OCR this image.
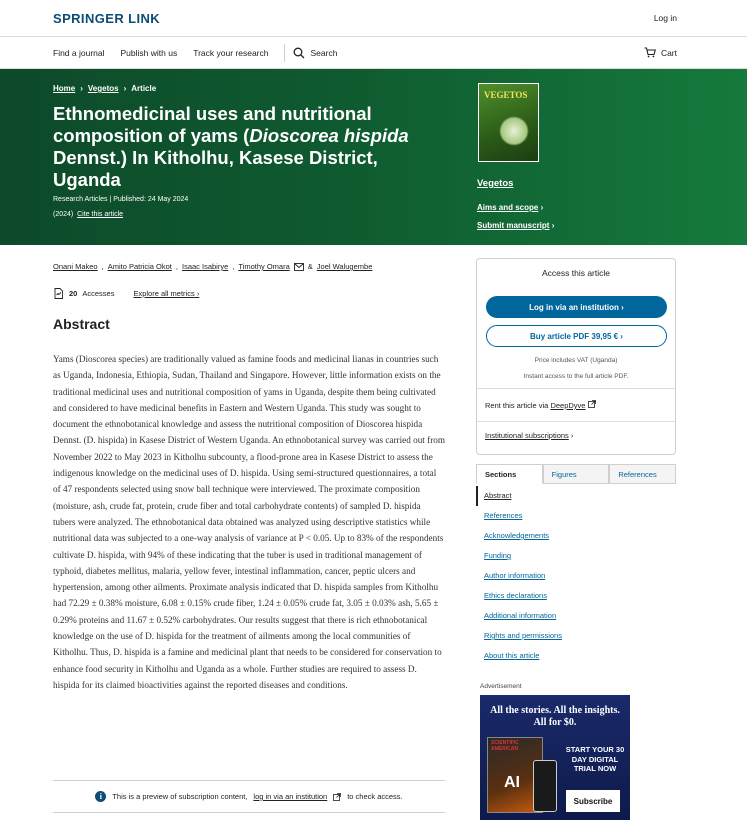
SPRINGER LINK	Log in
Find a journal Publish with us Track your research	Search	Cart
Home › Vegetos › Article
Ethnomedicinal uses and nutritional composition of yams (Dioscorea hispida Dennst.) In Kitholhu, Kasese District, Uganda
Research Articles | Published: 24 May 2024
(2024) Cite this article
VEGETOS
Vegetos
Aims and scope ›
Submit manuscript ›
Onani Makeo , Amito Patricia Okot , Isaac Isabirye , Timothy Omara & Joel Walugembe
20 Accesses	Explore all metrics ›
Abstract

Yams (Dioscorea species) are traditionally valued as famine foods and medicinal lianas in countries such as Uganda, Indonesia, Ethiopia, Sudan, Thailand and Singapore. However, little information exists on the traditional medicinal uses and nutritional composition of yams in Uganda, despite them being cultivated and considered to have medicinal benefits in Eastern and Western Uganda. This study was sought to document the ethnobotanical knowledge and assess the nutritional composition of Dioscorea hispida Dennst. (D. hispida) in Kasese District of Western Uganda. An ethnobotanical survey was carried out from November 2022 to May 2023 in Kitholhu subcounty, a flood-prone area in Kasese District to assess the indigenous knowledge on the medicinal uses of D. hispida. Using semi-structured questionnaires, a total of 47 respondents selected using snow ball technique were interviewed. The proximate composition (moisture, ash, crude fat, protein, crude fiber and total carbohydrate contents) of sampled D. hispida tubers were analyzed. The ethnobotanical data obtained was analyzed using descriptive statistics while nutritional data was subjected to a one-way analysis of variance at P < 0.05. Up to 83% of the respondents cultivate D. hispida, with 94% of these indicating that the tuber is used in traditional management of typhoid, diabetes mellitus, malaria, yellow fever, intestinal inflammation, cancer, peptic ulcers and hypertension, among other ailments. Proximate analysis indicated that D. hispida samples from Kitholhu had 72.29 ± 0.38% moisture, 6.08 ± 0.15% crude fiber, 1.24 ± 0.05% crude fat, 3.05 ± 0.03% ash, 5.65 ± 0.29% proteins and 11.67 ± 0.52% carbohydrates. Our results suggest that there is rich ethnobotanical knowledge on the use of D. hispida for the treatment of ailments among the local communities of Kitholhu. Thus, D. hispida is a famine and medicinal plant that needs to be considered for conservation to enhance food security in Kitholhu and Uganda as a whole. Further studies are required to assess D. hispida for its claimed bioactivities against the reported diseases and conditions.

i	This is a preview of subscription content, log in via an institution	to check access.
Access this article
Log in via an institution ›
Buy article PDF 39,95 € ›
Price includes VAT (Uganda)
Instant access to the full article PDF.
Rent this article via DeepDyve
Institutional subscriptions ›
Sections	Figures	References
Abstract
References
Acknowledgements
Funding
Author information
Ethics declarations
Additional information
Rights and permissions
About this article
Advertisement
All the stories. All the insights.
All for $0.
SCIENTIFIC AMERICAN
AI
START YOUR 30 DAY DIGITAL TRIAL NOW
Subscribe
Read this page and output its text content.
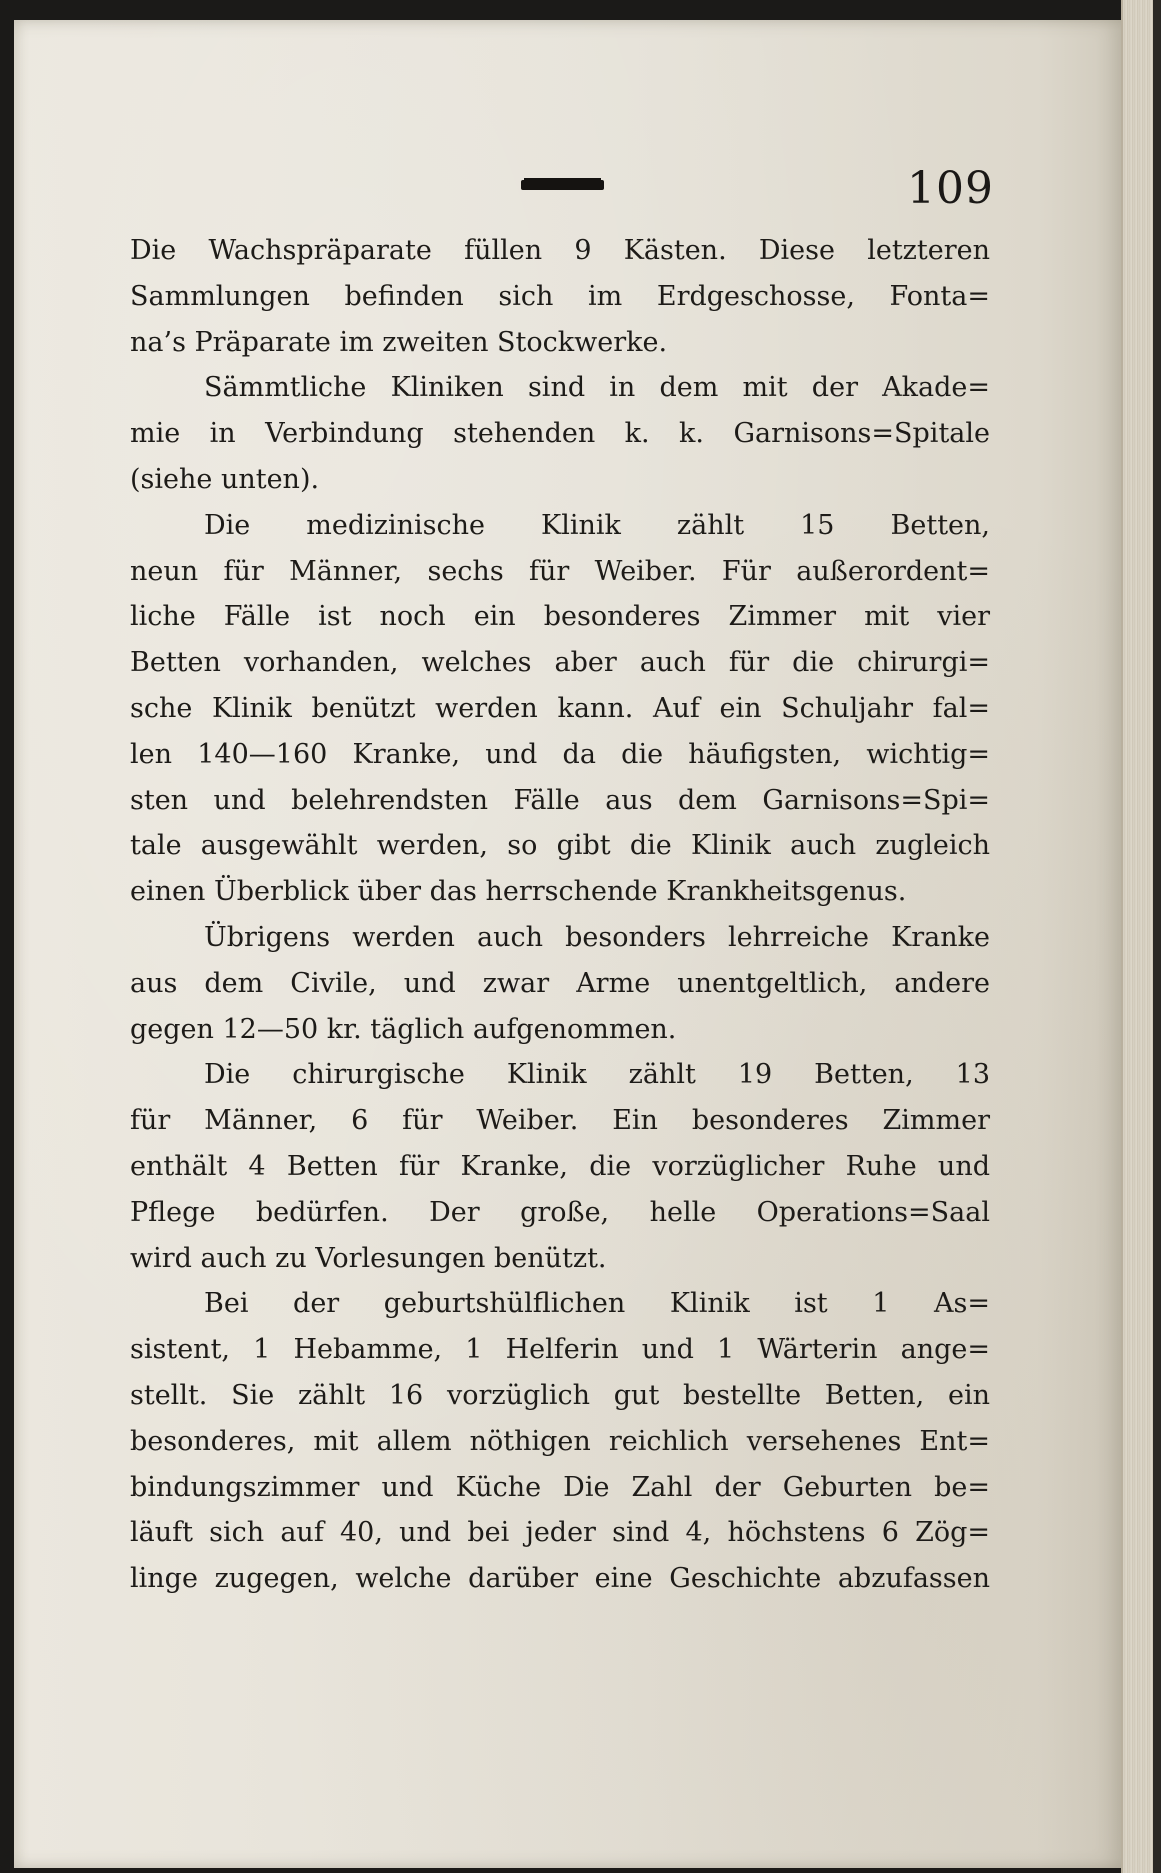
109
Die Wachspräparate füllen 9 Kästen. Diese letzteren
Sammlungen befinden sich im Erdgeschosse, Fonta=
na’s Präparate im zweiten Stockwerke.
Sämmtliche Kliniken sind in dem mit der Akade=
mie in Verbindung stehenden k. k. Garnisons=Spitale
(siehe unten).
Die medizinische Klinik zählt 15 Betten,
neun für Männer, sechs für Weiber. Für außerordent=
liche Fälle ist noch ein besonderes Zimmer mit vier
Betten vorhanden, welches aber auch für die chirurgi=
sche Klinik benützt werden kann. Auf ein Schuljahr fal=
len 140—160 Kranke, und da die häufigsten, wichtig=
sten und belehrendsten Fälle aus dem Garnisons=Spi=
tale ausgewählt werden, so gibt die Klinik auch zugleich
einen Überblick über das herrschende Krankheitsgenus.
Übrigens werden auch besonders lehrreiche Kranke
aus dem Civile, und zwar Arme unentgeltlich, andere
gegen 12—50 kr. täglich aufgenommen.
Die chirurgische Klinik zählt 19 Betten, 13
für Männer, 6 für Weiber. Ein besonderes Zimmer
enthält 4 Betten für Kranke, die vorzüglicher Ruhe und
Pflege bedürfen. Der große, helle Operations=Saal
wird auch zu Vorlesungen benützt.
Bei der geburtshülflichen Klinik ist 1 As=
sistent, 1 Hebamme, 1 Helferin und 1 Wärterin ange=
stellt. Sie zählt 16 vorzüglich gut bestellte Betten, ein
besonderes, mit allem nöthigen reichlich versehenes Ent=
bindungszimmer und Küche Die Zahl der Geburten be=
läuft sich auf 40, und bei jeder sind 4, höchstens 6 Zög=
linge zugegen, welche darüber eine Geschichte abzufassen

==

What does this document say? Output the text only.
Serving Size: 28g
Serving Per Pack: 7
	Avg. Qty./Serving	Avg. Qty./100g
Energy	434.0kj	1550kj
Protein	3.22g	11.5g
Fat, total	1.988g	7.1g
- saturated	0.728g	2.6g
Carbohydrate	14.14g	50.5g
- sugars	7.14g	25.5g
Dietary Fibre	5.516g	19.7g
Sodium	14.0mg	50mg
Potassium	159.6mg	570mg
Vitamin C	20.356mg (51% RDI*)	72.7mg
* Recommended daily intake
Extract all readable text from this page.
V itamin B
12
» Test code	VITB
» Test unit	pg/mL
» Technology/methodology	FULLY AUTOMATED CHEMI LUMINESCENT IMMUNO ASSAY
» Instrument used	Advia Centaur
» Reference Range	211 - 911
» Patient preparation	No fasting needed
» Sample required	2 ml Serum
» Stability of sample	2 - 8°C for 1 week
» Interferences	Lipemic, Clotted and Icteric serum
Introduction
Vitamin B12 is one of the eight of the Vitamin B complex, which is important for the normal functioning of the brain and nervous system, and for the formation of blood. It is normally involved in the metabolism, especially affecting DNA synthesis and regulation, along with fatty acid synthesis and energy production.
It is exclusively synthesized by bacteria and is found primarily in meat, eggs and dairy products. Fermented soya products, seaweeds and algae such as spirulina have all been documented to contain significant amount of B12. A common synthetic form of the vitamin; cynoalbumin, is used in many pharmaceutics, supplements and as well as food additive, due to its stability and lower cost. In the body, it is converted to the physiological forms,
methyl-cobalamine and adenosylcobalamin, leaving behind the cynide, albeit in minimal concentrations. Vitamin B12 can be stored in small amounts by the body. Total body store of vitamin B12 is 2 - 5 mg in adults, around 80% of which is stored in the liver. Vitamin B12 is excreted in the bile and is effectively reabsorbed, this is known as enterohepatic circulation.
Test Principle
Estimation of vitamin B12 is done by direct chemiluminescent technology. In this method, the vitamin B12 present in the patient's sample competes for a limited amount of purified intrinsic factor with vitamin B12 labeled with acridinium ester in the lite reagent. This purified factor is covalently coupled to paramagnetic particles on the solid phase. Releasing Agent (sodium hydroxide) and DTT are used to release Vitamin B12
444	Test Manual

Exercise directions –
Collect the lines of the records that include the string "auch".

Answer –
Betten vorhanden, welches aber auch für die chirurgi=
tale ausgewählt werden, so gibt die Klinik auch zugleich
Übrigens werden auch besonders lehrreiche Kranke
wird auch zu Vorlesungen benützt.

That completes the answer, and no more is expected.